• _Short problem_
Copy every line of the records below word for word, omitting the pictures.

[START OF Information given]

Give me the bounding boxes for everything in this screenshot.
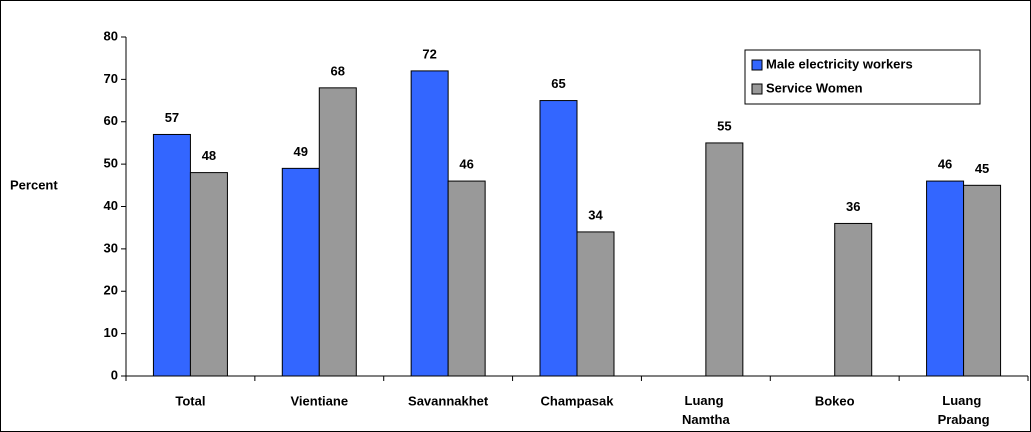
x-tick-label: Luang Namtha (682, 393, 730, 427)
x-tick-label: Total (175, 393, 205, 408)
y-tick-label: 0 (111, 367, 118, 382)
bar (705, 142, 744, 377)
data-label: 68 (331, 63, 345, 78)
x-tick-label: Bokeo (815, 393, 855, 408)
y-tick-label: 10 (104, 325, 118, 340)
y-tick-label: 20 (104, 283, 118, 298)
data-label: 34 (588, 207, 603, 222)
bar (926, 180, 965, 377)
bar (318, 87, 357, 377)
data-label: 48 (202, 148, 216, 163)
data-label: 45 (975, 161, 989, 176)
y-tick-label: 70 (104, 71, 118, 86)
data-label: 57 (165, 110, 179, 125)
bar (281, 167, 320, 377)
legend-label: Service Women (766, 80, 863, 95)
bar (410, 70, 449, 377)
legend-swatch (751, 59, 763, 71)
y-tick-label: 60 (104, 113, 118, 128)
data-label: 72 (422, 46, 436, 61)
bar (152, 133, 191, 377)
bar (447, 180, 486, 377)
bar (834, 222, 873, 377)
x-tick-label: Savannakhet (408, 393, 489, 408)
data-label: 46 (938, 157, 952, 172)
data-label: 55 (717, 118, 731, 133)
legend-label: Male electricity workers (766, 56, 913, 71)
bar (189, 172, 228, 377)
legend-swatch (751, 83, 763, 95)
data-label: 36 (846, 199, 860, 214)
bar (576, 231, 615, 377)
data-label: 65 (551, 76, 565, 91)
y-tick-label: 30 (104, 240, 118, 255)
x-tick-label: Champasak (541, 393, 615, 408)
bar (539, 100, 578, 377)
data-label: 49 (294, 144, 308, 159)
y-tick-label: 80 (104, 28, 118, 43)
data-label: 46 (459, 157, 473, 172)
bar (963, 184, 1002, 377)
legend-box (744, 49, 981, 105)
y-axis-label: Percent (10, 177, 58, 192)
y-tick-label: 40 (104, 198, 118, 213)
y-tick-label: 50 (104, 156, 118, 171)
x-tick-label: Luang Prabang (938, 393, 990, 427)
x-tick-label: Vientiane (291, 393, 349, 408)
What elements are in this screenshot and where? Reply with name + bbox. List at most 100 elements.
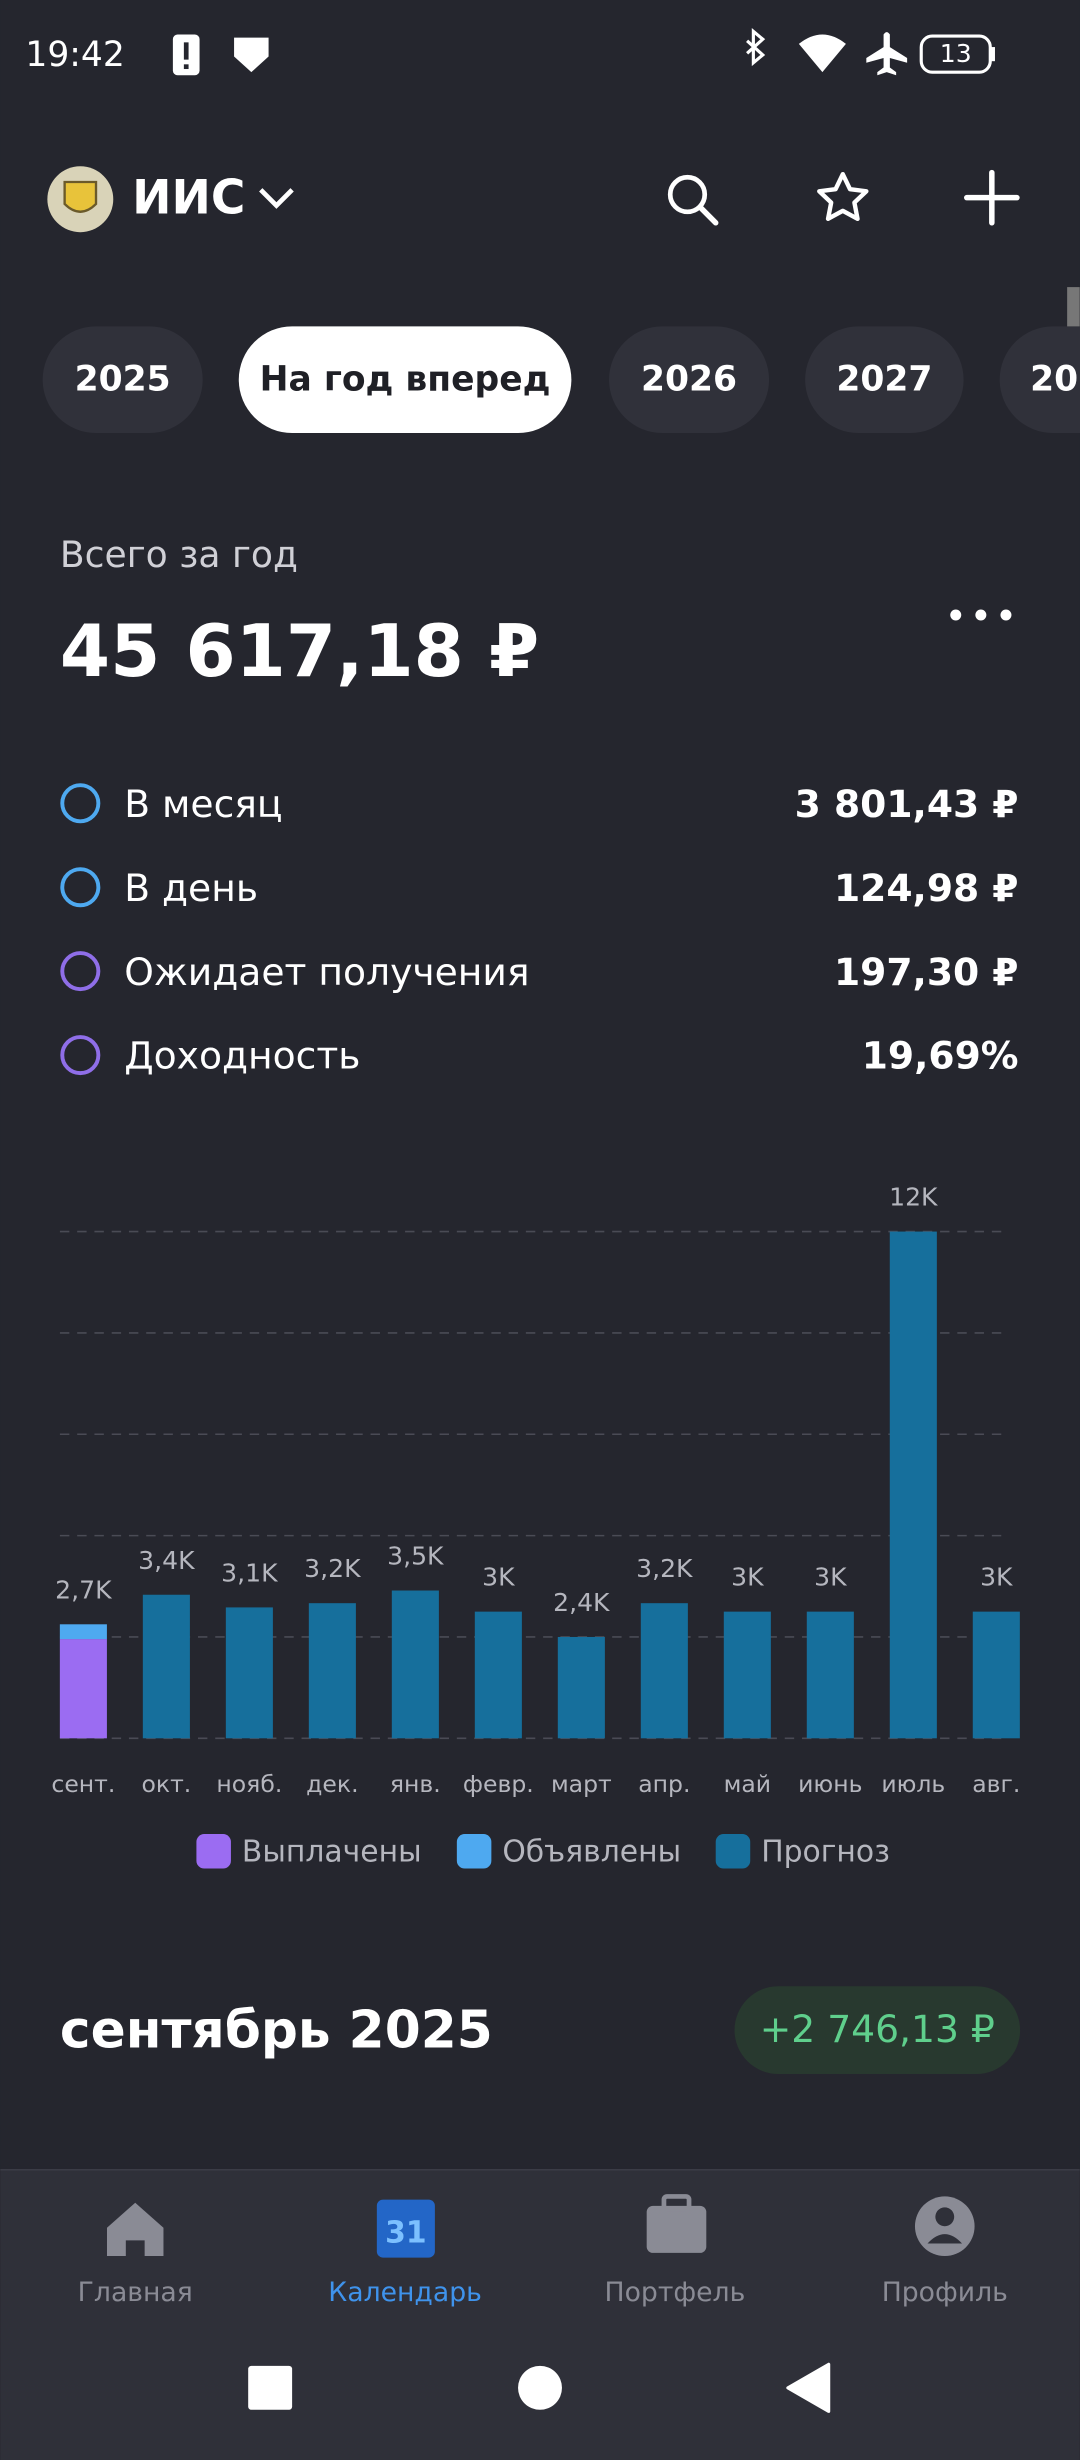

[END OF Information given]

• _Task output_
Give me the bounding boxes for everything in this screenshot.
x-tick-label: Luang Namtha (682, 393, 730, 427)
x-tick-label: Total (175, 393, 205, 408)
y-tick-label: 0 (111, 367, 118, 382)
bar (705, 142, 744, 377)
data-label: 68 (331, 63, 345, 78)
x-tick-label: Bokeo (815, 393, 855, 408)
y-tick-label: 10 (104, 325, 118, 340)
y-tick-label: 20 (104, 283, 118, 298)
data-label: 34 (588, 207, 603, 222)
bar (926, 180, 965, 377)
bar (318, 87, 357, 377)
data-label: 48 (202, 148, 216, 163)
data-label: 45 (975, 161, 989, 176)
y-tick-label: 70 (104, 71, 118, 86)
data-label: 57 (165, 110, 179, 125)
bar (281, 167, 320, 377)
legend-label: Service Women (766, 80, 863, 95)
bar (410, 70, 449, 377)
legend-swatch (751, 59, 763, 71)
y-tick-label: 60 (104, 113, 118, 128)
data-label: 72 (422, 46, 436, 61)
bar (152, 133, 191, 377)
bar (447, 180, 486, 377)
bar (834, 222, 873, 377)
x-tick-label: Savannakhet (408, 393, 489, 408)
data-label: 46 (938, 157, 952, 172)
data-label: 55 (717, 118, 731, 133)
legend-label: Male electricity workers (766, 56, 913, 71)
bar (189, 172, 228, 377)
legend-swatch (751, 83, 763, 95)
data-label: 36 (846, 199, 860, 214)
bar (576, 231, 615, 377)
data-label: 65 (551, 76, 565, 91)
y-tick-label: 30 (104, 240, 118, 255)
x-tick-label: Champasak (541, 393, 615, 408)
bar (539, 100, 578, 377)
data-label: 49 (294, 144, 308, 159)
y-tick-label: 80 (104, 28, 118, 43)
data-label: 46 (459, 157, 473, 172)
bar (963, 184, 1002, 377)
legend-box (744, 49, 981, 105)
y-axis-label: Percent (10, 177, 58, 192)
y-tick-label: 40 (104, 198, 118, 213)
y-tick-label: 50 (104, 156, 118, 171)
x-tick-label: Luang Prabang (938, 393, 990, 427)
x-tick-label: Vientiane (291, 393, 349, 408)
What elements are in this screenshot and where? Reply with name + bbox. List at most 100 elements.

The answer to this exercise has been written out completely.